— start Material for the task —
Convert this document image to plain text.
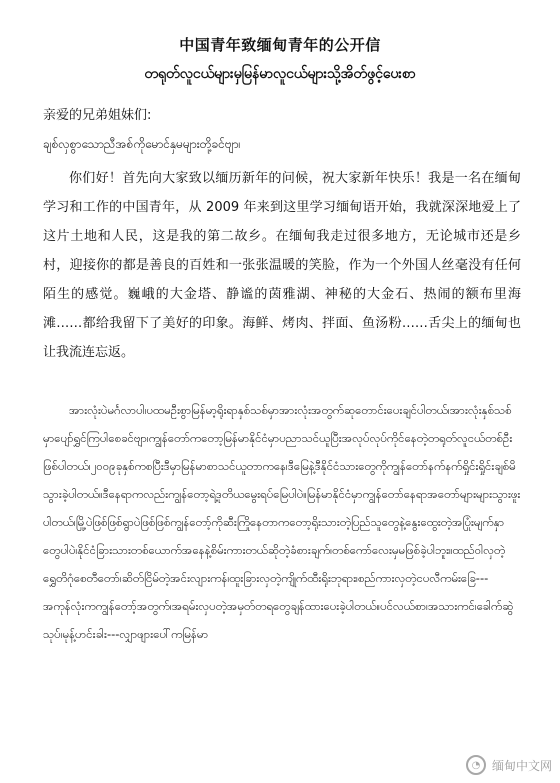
中国青年致缅甸青年的公开信
တရုတ်လူငယ်များမှမြန်မာလူငယ်များသို့အိတ်ဖွင့်ပေးစာ
亲爱的兄弟姐妹们:
ချစ်လှစွာသောညီအစ်ကိုမောင်နှမများတို့ခင်ဗျာ၊
你们好！首先向大家致以缅历新年的问候，祝大家新年快乐！我是一名在缅甸学习和工作的中国青年，从 2009 年来到这里学习缅甸语开始，我就深深地爱上了这片土地和人民，这是我的第二故乡。在缅甸我走过很多地方，无论城市还是乡村，迎接你的都是善良的百姓和一张张温暖的笑脸，作为一个外国人丝毫没有任何陌生的感觉。巍峨的大金塔、静谧的茵雅湖、神秘的大金石、热闹的额布里海滩……都给我留下了美好的印象。海鲜、烤肉、拌面、鱼汤粉……舌尖上的缅甸也让我流连忘返。
အားလုံးပဲမင်္ဂလာပါ၊ပထမဦးစွာမြန်မာ့ရိုးရာနှစ်သစ်မှာအားလုံးအတွက်ဆုတောင်းပေးချင်ပါတယ်၊အားလုံးနှစ်သစ်မှာပျော်ရွှင်ကြပါစေခင်ဗျာ၊ကျွန်တော်ကတော့မြန်မာနိုင်ငံမှာပညာသင်ယူပြီးအလုပ်လုပ်ကိုင်နေတဲ့တရုတ်လူငယ်တစ်ဦးဖြစ်ပါတယ်၊၂၀၀၉ခုနှစ်ကစပြီးဒီမှာမြန်မာစာသင်ယူတာကနေ၊ဒီမြေနဲ့ဒီနိုင်ငံသားတွေကိုကျွန်တော်နက်နက်ရှိုင်းရှိုင်းချစ်မိသွားခဲ့ပါတယ်။ဒီနေရာကလည်းကျွန်တော့ရဲ့ဒုတိယမွေးရပ်မြေပါပဲ။မြန်မာနိုင်ငံမှာကျွန်တော်နေရာအတော်များများသွားဖူးပါတယ်၊မြို့ပဲဖြစ်ဖြစ်ရွာပဲဖြစ်ဖြစ်ကျွန်တော့်ကိုဆီးကြိုနေတာကတော့ရိုးသားတဲ့ပြည်သူတွေနဲ့နွေးထွေးတဲ့အပြုံးမျက်နှာတွေပါပဲ၊နိုင်ငံခြားသားတစ်ယောက်အနေနဲ့စိမ်းကားတယ်ဆိုတဲ့ခံစားချက်၊တစ်ကော်လေးမှမဖြစ်ခဲ့ပါဘူး။ထည်ဝါလှတဲ့ရွှေတိဂုံစေတီတော်၊ဆိတ်ငြိမ်တဲ့အင်းလျားကန်၊ထူးခြားလှတဲ့ကျိုက်ထီးရိုးဘုရား၊စည်ကားလှတဲ့ငပလီကမ်းခြေ---အကုန်လုံးကကျွန်တော့်အတွက်၊အရမ်းလှပတဲ့အမှတ်တရတွေချန်ထားပေးခဲ့ပါတယ်။ပင်လယ်စာ၊အသားကင်၊ခေါက်ဆွဲသုပ်၊မုန့်ဟင်းခါး---လျှာဖျားပေါ်ကမြန်မာ
◔ 缅甸中文网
— end Material for the task —
Set problem: Omit every picture while copying the listing above exactly.

Task answer:
Convert this document image to plain text.
中国青年致缅甸青年的公开信
တရုတ်လူငယ်များမှမြန်မာလူငယ်များသို့အိတ်ဖွင့်ပေးစာ
亲爱的兄弟姐妹们:
ချစ်လှစွာသောညီအစ်ကိုမောင်နှမများတို့ခင်ဗျာ၊
你们好！首先向大家致以缅历新年的问候，祝大家新年快乐！我是一名在缅甸学习和工作的中国青年，从 2009 年来到这里学习缅甸语开始，我就深深地爱上了这片土地和人民，这是我的第二故乡。在缅甸我走过很多地方，无论城市还是乡村，迎接你的都是善良的百姓和一张张温暖的笑脸，作为一个外国人丝毫没有任何陌生的感觉。巍峨的大金塔、静谧的茵雅湖、神秘的大金石、热闹的额布里海滩……都给我留下了美好的印象。海鲜、烤肉、拌面、鱼汤粉……舌尖上的缅甸也让我流连忘返。
အားလုံးပဲမင်္ဂလာပါ၊ပထမဦးစွာမြန်မာ့ရိုးရာနှစ်သစ်မှာအားလုံးအတွက်ဆုတောင်းပေးချင်ပါတယ်၊အားလုံးနှစ်သစ်မှာပျော်ရွှင်ကြပါစေခင်ဗျာ၊ကျွန်တော်ကတော့မြန်မာနိုင်ငံမှာပညာသင်ယူပြီးအလုပ်လုပ်ကိုင်နေတဲ့တရုတ်လူငယ်တစ်ဦးဖြစ်ပါတယ်၊၂၀၀၉ခုနှစ်ကစပြီးဒီမှာမြန်မာစာသင်ယူတာကနေ၊ဒီမြေနဲ့ဒီနိုင်ငံသားတွေကိုကျွန်တော်နက်နက်ရှိုင်းရှိုင်းချစ်မိသွားခဲ့ပါတယ်။ဒီနေရာကလည်းကျွန်တော့ရဲ့ဒုတိယမွေးရပ်မြေပါပဲ။မြန်မာနိုင်ငံမှာကျွန်တော်နေရာအတော်များများသွားဖူးပါတယ်၊မြို့ပဲဖြစ်ဖြစ်ရွာပဲဖြစ်ဖြစ်ကျွန်တော့်ကိုဆီးကြိုနေတာကတော့ရိုးသားတဲ့ပြည်သူတွေနဲ့နွေးထွေးတဲ့အပြုံးမျက်နှာတွေပါပဲ၊နိုင်ငံခြားသားတစ်ယောက်အနေနဲ့စိမ်းကားတယ်ဆိုတဲ့ခံစားချက်၊တစ်ကော်လေးမှမဖြစ်ခဲ့ပါဘူး။ထည်ဝါလှတဲ့ရွှေတိဂုံစေတီတော်၊ဆိတ်ငြိမ်တဲ့အင်းလျားကန်၊ထူးခြားလှတဲ့ကျိုက်ထီးရိုးဘုရား၊စည်ကားလှတဲ့ငပလီကမ်းခြေ---အကုန်လုံးကကျွန်တော့်အတွက်၊အရမ်းလှပတဲ့အမှတ်တရတွေချန်ထားပေးခဲ့ပါတယ်။ပင်လယ်စာ၊အသားကင်၊ခေါက်ဆွဲသုပ်၊မုန့်ဟင်းခါး---လျှာဖျားပေါ်ကမြန်မာ
◔ 缅甸中文网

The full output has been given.